[START RECORDS SHOWN]

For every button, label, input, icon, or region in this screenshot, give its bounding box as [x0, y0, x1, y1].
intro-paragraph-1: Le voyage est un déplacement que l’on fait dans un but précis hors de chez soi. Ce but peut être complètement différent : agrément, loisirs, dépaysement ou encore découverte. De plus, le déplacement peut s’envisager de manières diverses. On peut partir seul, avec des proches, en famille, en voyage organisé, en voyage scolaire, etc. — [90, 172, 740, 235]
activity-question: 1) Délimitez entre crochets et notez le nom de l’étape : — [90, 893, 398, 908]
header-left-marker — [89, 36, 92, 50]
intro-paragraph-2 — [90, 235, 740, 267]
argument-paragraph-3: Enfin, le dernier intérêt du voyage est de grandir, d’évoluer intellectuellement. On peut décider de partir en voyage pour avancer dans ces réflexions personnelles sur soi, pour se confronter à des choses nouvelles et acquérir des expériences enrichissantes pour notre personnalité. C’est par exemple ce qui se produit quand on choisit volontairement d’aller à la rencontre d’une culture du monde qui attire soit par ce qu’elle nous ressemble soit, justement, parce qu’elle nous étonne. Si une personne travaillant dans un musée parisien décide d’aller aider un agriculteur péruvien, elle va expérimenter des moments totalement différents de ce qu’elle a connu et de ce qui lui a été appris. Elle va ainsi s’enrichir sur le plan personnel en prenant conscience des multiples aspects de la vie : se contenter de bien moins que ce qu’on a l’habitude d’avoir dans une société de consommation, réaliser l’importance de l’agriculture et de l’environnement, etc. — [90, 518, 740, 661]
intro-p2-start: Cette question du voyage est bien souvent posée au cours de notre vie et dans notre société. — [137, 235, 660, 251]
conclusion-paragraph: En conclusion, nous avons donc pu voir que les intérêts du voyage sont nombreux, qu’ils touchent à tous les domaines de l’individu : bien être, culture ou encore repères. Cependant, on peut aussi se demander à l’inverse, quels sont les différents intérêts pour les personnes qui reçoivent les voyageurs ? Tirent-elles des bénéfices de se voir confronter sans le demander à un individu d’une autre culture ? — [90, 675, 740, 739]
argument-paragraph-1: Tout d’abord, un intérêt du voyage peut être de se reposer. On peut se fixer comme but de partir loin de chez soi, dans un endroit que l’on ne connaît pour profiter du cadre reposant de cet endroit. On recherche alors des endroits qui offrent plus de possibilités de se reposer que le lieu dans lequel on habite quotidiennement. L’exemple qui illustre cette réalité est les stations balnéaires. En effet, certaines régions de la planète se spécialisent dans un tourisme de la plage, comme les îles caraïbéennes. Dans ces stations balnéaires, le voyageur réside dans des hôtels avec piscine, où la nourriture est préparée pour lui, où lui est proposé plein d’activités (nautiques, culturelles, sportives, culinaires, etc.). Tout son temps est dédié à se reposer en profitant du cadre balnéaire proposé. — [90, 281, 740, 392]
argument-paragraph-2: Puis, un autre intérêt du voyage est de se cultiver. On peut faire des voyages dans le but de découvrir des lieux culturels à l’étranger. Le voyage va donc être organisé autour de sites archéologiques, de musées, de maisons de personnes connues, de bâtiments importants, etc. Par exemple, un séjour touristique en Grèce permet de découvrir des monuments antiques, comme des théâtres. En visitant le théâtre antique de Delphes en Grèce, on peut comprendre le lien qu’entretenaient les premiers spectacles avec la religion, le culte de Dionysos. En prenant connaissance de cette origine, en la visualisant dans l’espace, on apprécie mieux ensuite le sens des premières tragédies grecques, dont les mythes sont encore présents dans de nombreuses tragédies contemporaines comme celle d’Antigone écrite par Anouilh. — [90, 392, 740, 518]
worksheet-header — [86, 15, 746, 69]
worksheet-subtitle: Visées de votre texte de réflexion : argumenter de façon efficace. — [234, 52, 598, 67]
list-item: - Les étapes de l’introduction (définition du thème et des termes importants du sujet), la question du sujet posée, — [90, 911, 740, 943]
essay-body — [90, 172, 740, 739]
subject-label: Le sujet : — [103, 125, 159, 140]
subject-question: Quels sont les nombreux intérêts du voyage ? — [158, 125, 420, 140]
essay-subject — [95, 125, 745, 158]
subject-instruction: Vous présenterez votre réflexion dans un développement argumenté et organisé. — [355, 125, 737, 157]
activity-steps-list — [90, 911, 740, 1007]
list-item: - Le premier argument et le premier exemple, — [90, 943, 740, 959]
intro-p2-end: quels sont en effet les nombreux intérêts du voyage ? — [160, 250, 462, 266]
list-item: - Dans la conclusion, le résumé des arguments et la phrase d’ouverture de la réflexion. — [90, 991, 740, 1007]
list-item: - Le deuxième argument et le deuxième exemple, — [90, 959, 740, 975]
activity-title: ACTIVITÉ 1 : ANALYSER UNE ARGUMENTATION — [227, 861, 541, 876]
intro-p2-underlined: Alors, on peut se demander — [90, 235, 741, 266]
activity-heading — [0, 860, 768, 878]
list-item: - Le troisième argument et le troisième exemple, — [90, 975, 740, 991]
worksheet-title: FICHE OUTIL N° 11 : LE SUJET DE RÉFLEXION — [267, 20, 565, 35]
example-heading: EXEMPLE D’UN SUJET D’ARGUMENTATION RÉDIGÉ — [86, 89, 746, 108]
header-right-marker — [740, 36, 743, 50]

[END RECORDS SHOWN]

- [WRITTEN TASK]
Extract every line of the records above, word for word and in the same order.

- [RESPONSE TO THE TASK]
For every button, label, input, icon, or region in this screenshot, give its bounding box as [x0, y0, x1, y1].
intro-paragraph-1: Le voyage est un déplacement que l’on fait dans un but précis hors de chez soi. Ce but peut être complètement différent : agrément, loisirs, dépaysement ou encore découverte. De plus, le déplacement peut s’envisager de manières diverses. On peut partir seul, avec des proches, en famille, en voyage organisé, en voyage scolaire, etc. — [90, 172, 740, 235]
activity-question: 1) Délimitez entre crochets et notez le nom de l’étape : — [90, 893, 398, 908]
header-left-marker — [89, 36, 92, 50]
intro-paragraph-2 — [90, 235, 740, 267]
argument-paragraph-3: Enfin, le dernier intérêt du voyage est de grandir, d’évoluer intellectuellement. On peut décider de partir en voyage pour avancer dans ces réflexions personnelles sur soi, pour se confronter à des choses nouvelles et acquérir des expériences enrichissantes pour notre personnalité. C’est par exemple ce qui se produit quand on choisit volontairement d’aller à la rencontre d’une culture du monde qui attire soit par ce qu’elle nous ressemble soit, justement, parce qu’elle nous étonne. Si une personne travaillant dans un musée parisien décide d’aller aider un agriculteur péruvien, elle va expérimenter des moments totalement différents de ce qu’elle a connu et de ce qui lui a été appris. Elle va ainsi s’enrichir sur le plan personnel en prenant conscience des multiples aspects de la vie : se contenter de bien moins que ce qu’on a l’habitude d’avoir dans une société de consommation, réaliser l’importance de l’agriculture et de l’environnement, etc. — [90, 518, 740, 661]
intro-p2-start: Cette question du voyage est bien souvent posée au cours de notre vie et dans notre société. — [137, 235, 660, 251]
conclusion-paragraph: En conclusion, nous avons donc pu voir que les intérêts du voyage sont nombreux, qu’ils touchent à tous les domaines de l’individu : bien être, culture ou encore repères. Cependant, on peut aussi se demander à l’inverse, quels sont les différents intérêts pour les personnes qui reçoivent les voyageurs ? Tirent-elles des bénéfices de se voir confronter sans le demander à un individu d’une autre culture ? — [90, 675, 740, 739]
argument-paragraph-1: Tout d’abord, un intérêt du voyage peut être de se reposer. On peut se fixer comme but de partir loin de chez soi, dans un endroit que l’on ne connaît pour profiter du cadre reposant de cet endroit. On recherche alors des endroits qui offrent plus de possibilités de se reposer que le lieu dans lequel on habite quotidiennement. L’exemple qui illustre cette réalité est les stations balnéaires. En effet, certaines régions de la planète se spécialisent dans un tourisme de la plage, comme les îles caraïbéennes. Dans ces stations balnéaires, le voyageur réside dans des hôtels avec piscine, où la nourriture est préparée pour lui, où lui est proposé plein d’activités (nautiques, culturelles, sportives, culinaires, etc.). Tout son temps est dédié à se reposer en profitant du cadre balnéaire proposé. — [90, 281, 740, 392]
argument-paragraph-2: Puis, un autre intérêt du voyage est de se cultiver. On peut faire des voyages dans le but de découvrir des lieux culturels à l’étranger. Le voyage va donc être organisé autour de sites archéologiques, de musées, de maisons de personnes connues, de bâtiments importants, etc. Par exemple, un séjour touristique en Grèce permet de découvrir des monuments antiques, comme des théâtres. En visitant le théâtre antique de Delphes en Grèce, on peut comprendre le lien qu’entretenaient les premiers spectacles avec la religion, le culte de Dionysos. En prenant connaissance de cette origine, en la visualisant dans l’espace, on apprécie mieux ensuite le sens des premières tragédies grecques, dont les mythes sont encore présents dans de nombreuses tragédies contemporaines comme celle d’Antigone écrite par Anouilh. — [90, 392, 740, 518]
worksheet-header — [86, 15, 746, 69]
worksheet-subtitle: Visées de votre texte de réflexion : argumenter de façon efficace. — [234, 52, 598, 67]
list-item: - Les étapes de l’introduction (définition du thème et des termes importants du sujet), la question du sujet posée, — [90, 911, 740, 943]
essay-body — [90, 172, 740, 739]
subject-label: Le sujet : — [103, 125, 159, 140]
subject-question: Quels sont les nombreux intérêts du voyage ? — [158, 125, 420, 140]
essay-subject — [95, 125, 745, 158]
subject-instruction: Vous présenterez votre réflexion dans un développement argumenté et organisé. — [355, 125, 737, 157]
activity-steps-list — [90, 911, 740, 1007]
list-item: - Le premier argument et le premier exemple, — [90, 943, 740, 959]
intro-p2-end: quels sont en effet les nombreux intérêts du voyage ? — [160, 250, 462, 266]
list-item: - Dans la conclusion, le résumé des arguments et la phrase d’ouverture de la réflexion. — [90, 991, 740, 1007]
list-item: - Le deuxième argument et le deuxième exemple, — [90, 959, 740, 975]
activity-title: ACTIVITÉ 1 : ANALYSER UNE ARGUMENTATION — [227, 861, 541, 876]
intro-p2-underlined: Alors, on peut se demander — [90, 235, 741, 266]
activity-heading — [0, 860, 768, 878]
list-item: - Le troisième argument et le troisième exemple, — [90, 975, 740, 991]
worksheet-title: FICHE OUTIL N° 11 : LE SUJET DE RÉFLEXION — [267, 20, 565, 35]
example-heading: EXEMPLE D’UN SUJET D’ARGUMENTATION RÉDIGÉ — [86, 89, 746, 108]
header-right-marker — [740, 36, 743, 50]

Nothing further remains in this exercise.